Figure contents as structured data
====

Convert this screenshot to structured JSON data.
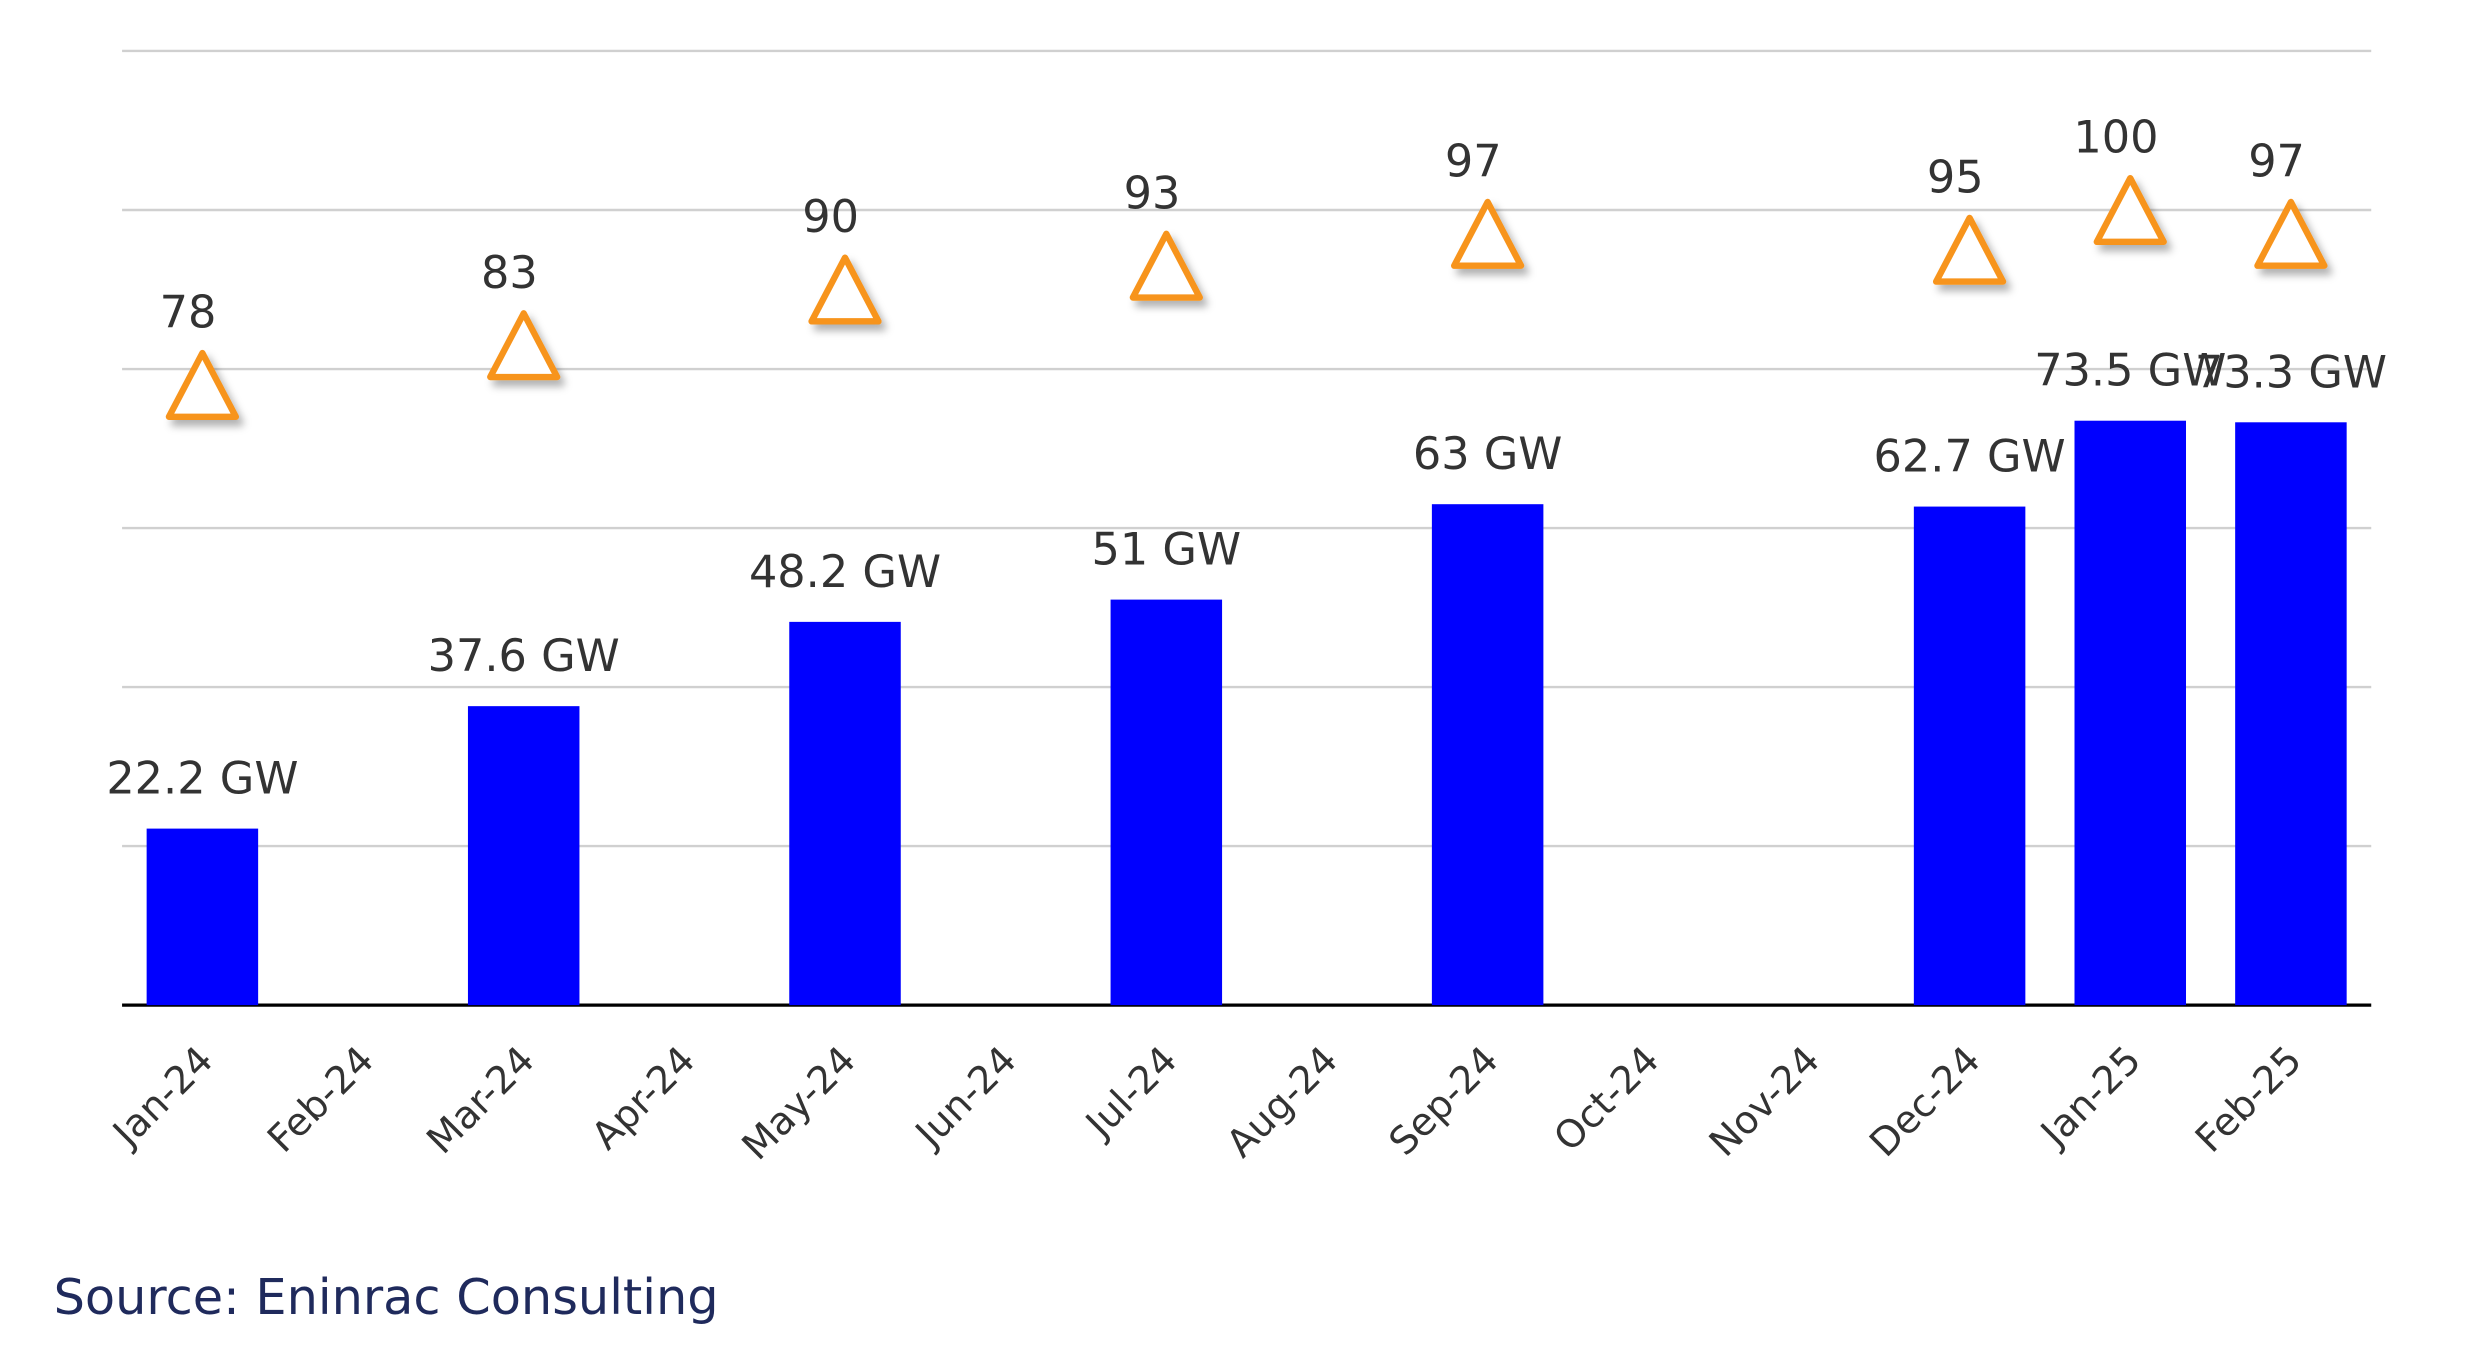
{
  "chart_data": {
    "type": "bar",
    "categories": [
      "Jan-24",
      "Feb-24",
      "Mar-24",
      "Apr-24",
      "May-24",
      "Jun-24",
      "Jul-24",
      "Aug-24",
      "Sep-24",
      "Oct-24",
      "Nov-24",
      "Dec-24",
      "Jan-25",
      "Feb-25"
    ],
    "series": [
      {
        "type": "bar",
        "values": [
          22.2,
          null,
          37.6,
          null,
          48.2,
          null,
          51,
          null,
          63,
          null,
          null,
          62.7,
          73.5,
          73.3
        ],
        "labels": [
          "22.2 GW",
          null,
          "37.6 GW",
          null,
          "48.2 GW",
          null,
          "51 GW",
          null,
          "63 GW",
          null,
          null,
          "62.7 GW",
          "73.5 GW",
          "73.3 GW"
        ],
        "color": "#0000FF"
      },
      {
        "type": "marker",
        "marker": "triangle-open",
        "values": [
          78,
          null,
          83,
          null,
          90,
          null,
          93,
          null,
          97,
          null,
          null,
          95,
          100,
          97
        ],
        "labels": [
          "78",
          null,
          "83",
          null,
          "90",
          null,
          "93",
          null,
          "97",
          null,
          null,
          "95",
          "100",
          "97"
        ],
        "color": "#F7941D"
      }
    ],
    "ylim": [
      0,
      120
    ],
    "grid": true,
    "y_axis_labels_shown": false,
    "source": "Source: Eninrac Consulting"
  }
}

====

WHAT TO PRODUCE:
Print each entry shown above with exact wording and no pictures.

ANSWER TO THIS EXERCISE:
Convert this screenshot to structured JSON data.
{
  "chart_data": {
    "type": "bar",
    "categories": [
      "Jan-24",
      "Feb-24",
      "Mar-24",
      "Apr-24",
      "May-24",
      "Jun-24",
      "Jul-24",
      "Aug-24",
      "Sep-24",
      "Oct-24",
      "Nov-24",
      "Dec-24",
      "Jan-25",
      "Feb-25"
    ],
    "series": [
      {
        "type": "bar",
        "values": [
          22.2,
          null,
          37.6,
          null,
          48.2,
          null,
          51,
          null,
          63,
          null,
          null,
          62.7,
          73.5,
          73.3
        ],
        "labels": [
          "22.2 GW",
          null,
          "37.6 GW",
          null,
          "48.2 GW",
          null,
          "51 GW",
          null,
          "63 GW",
          null,
          null,
          "62.7 GW",
          "73.5 GW",
          "73.3 GW"
        ],
        "color": "#0000FF"
      },
      {
        "type": "marker",
        "marker": "triangle-open",
        "values": [
          78,
          null,
          83,
          null,
          90,
          null,
          93,
          null,
          97,
          null,
          null,
          95,
          100,
          97
        ],
        "labels": [
          "78",
          null,
          "83",
          null,
          "90",
          null,
          "93",
          null,
          "97",
          null,
          null,
          "95",
          "100",
          "97"
        ],
        "color": "#F7941D"
      }
    ],
    "ylim": [
      0,
      120
    ],
    "grid": true,
    "y_axis_labels_shown": false,
    "source": "Source: Eninrac Consulting"
  }
}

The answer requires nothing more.